[Aim]:
Give every entry again, word for word and in full.

[Data in this exercise]:
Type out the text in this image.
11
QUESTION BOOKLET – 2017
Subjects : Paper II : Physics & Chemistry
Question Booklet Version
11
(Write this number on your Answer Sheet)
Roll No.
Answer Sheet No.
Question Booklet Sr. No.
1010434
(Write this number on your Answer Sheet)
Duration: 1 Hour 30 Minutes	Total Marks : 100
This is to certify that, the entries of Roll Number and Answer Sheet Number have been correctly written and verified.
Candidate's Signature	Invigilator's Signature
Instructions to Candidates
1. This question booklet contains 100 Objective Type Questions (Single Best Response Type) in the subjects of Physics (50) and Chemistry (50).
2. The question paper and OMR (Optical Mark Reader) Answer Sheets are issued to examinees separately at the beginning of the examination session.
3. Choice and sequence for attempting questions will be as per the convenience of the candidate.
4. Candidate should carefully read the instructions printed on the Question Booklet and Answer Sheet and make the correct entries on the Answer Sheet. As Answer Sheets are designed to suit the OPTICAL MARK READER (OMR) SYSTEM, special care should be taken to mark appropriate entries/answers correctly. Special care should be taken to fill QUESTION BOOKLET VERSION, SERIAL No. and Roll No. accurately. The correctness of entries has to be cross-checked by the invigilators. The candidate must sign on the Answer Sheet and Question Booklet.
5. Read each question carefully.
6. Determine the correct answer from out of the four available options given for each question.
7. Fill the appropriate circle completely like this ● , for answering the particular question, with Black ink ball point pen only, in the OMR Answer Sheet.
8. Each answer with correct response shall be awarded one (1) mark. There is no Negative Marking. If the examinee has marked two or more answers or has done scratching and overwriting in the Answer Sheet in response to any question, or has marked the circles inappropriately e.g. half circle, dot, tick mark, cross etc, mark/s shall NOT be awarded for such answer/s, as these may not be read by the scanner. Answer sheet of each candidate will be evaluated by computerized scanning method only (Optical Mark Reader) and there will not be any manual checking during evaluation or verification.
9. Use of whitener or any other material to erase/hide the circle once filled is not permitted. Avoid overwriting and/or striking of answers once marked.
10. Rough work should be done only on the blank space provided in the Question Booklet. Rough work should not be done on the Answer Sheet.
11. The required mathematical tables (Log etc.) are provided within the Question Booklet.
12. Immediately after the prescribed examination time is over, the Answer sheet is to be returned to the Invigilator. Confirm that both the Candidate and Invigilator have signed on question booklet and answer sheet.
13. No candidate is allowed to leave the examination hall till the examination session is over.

[Answer to this problem]:
Type out the text in this image.
11
QUESTION BOOKLET – 2017
Subjects : Paper II : Physics & Chemistry
Question Booklet Version
11
(Write this number on your Answer Sheet)
Roll No.
Answer Sheet No.
Question Booklet Sr. No.
1010434
(Write this number on your Answer Sheet)
Duration: 1 Hour 30 Minutes	Total Marks : 100
This is to certify that, the entries of Roll Number and Answer Sheet Number have been correctly written and verified.
Candidate's Signature	Invigilator's Signature
Instructions to Candidates
1. This question booklet contains 100 Objective Type Questions (Single Best Response Type) in the subjects of Physics (50) and Chemistry (50).
2. The question paper and OMR (Optical Mark Reader) Answer Sheets are issued to examinees separately at the beginning of the examination session.
3. Choice and sequence for attempting questions will be as per the convenience of the candidate.
4. Candidate should carefully read the instructions printed on the Question Booklet and Answer Sheet and make the correct entries on the Answer Sheet. As Answer Sheets are designed to suit the OPTICAL MARK READER (OMR) SYSTEM, special care should be taken to mark appropriate entries/answers correctly. Special care should be taken to fill QUESTION BOOKLET VERSION, SERIAL No. and Roll No. accurately. The correctness of entries has to be cross-checked by the invigilators. The candidate must sign on the Answer Sheet and Question Booklet.
5. Read each question carefully.
6. Determine the correct answer from out of the four available options given for each question.
7. Fill the appropriate circle completely like this ● , for answering the particular question, with Black ink ball point pen only, in the OMR Answer Sheet.
8. Each answer with correct response shall be awarded one (1) mark. There is no Negative Marking. If the examinee has marked two or more answers or has done scratching and overwriting in the Answer Sheet in response to any question, or has marked the circles inappropriately e.g. half circle, dot, tick mark, cross etc, mark/s shall NOT be awarded for such answer/s, as these may not be read by the scanner. Answer sheet of each candidate will be evaluated by computerized scanning method only (Optical Mark Reader) and there will not be any manual checking during evaluation or verification.
9. Use of whitener or any other material to erase/hide the circle once filled is not permitted. Avoid overwriting and/or striking of answers once marked.
10. Rough work should be done only on the blank space provided in the Question Booklet. Rough work should not be done on the Answer Sheet.
11. The required mathematical tables (Log etc.) are provided within the Question Booklet.
12. Immediately after the prescribed examination time is over, the Answer sheet is to be returned to the Invigilator. Confirm that both the Candidate and Invigilator have signed on question booklet and answer sheet.
13. No candidate is allowed to leave the examination hall till the examination session is over.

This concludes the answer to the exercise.